=== Çıkarılan metin ===
---
Cuma, Ekim 14, 2005

Rumuz 'Dağarcık' : "Birkaç yüz kelimeyle..."

Bakıyorum da birkaç yüz kelimeyle konuşanlar bile global ajanslarda reklam yazarlığı yapabiliyor. Hele biraz da komiklik yazdılar mı, epeyce muteber kişi sayılıyorlar. Hatta ödüller alıp şöhret kazanıyorlar. Merak ettiğim konu şu: Bu işler eskiden de böyle miydi? Mesela siz kaç kelimeyle yazıyordunuz/yazıyorsunuz? Ya da başarılı olabilmesi için, bir reklam yazarının kelime haznesinde en az kaç Türkçe kelime bulunmalıdır?

- - - - - - - - - - - - -

Hmm ! Kelime haznesi demek...

Birkaç yüz kelimeyle konuşmakta bir sorun görmüyorum. Sorun, bence, ne konuştuğunda veya ne yazdığında.
---
=== Yönerge ===
Çıkarılan metindeki yanıta göre asıl sorun neyde yatıyor?

=== Kaynak malzeme ===
---
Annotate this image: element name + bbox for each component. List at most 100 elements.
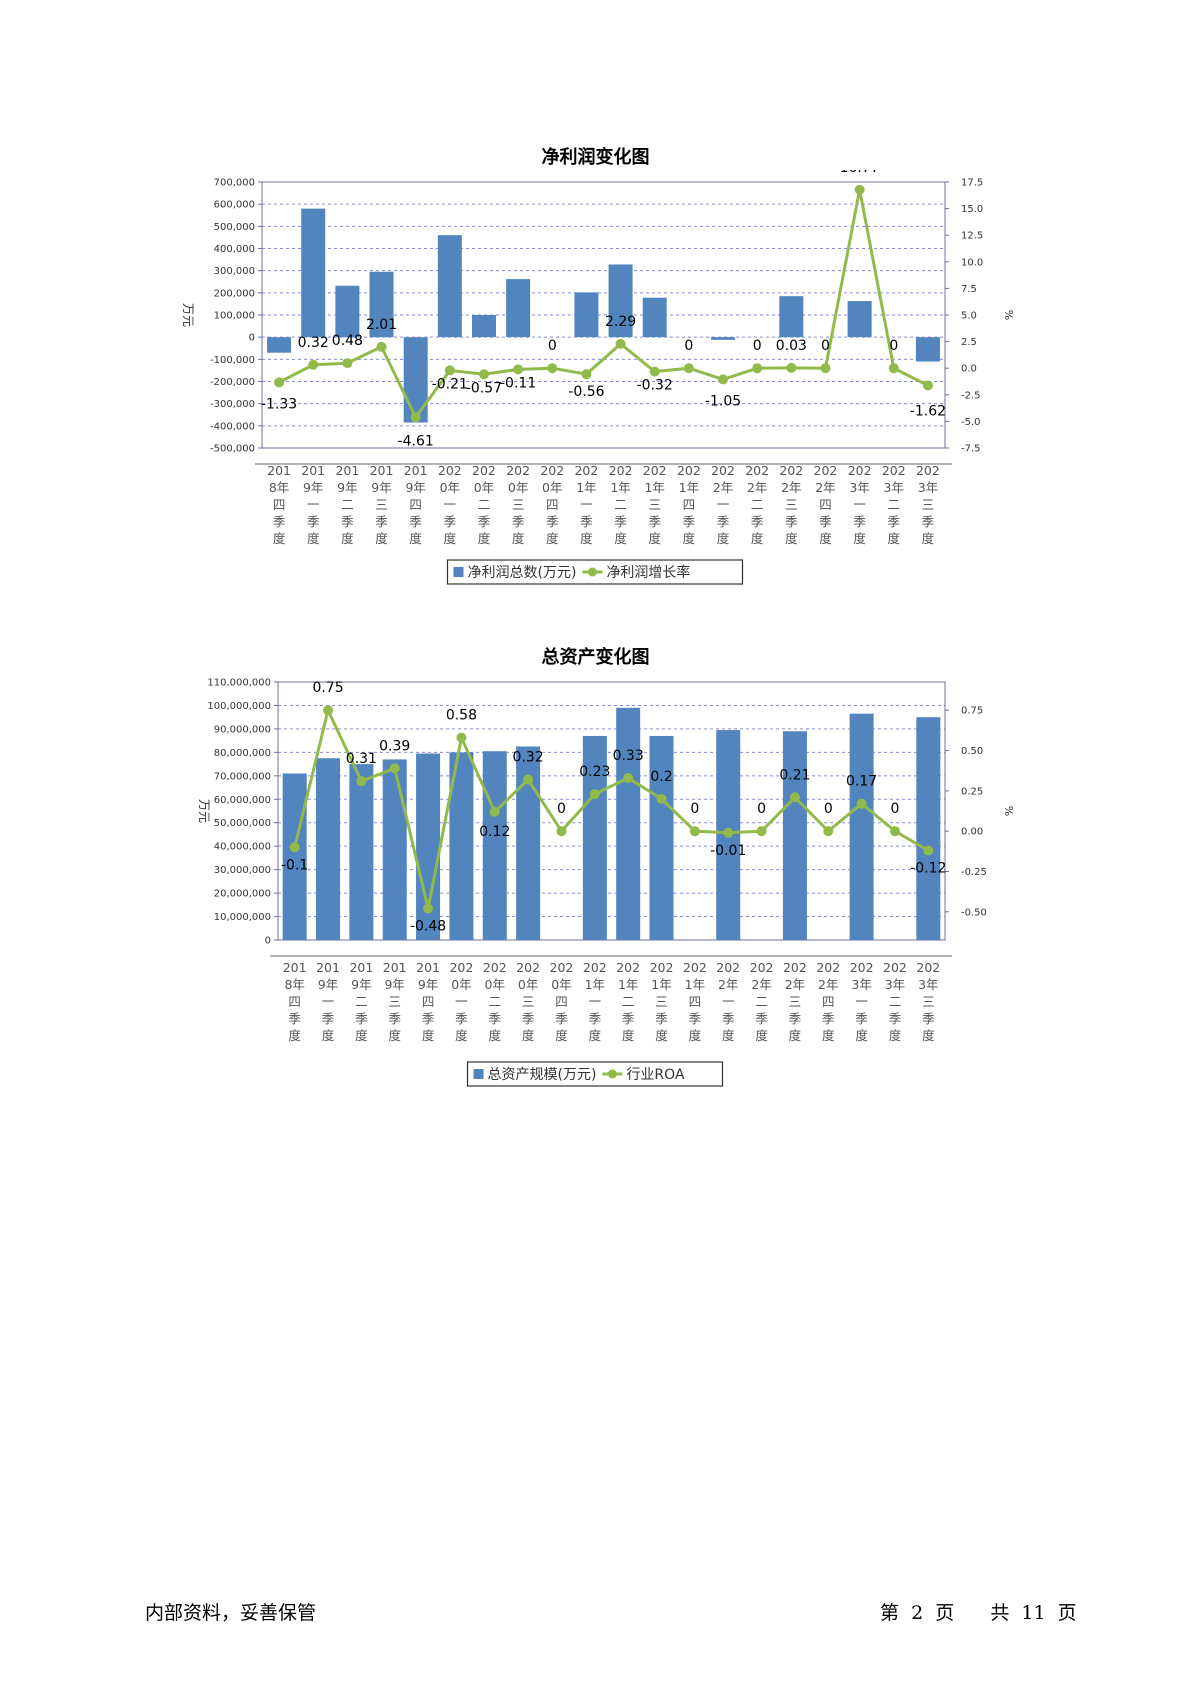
---
=== Alıştırma yanıtı ===
Ne konuşulduğunda veya ne yazıldığında.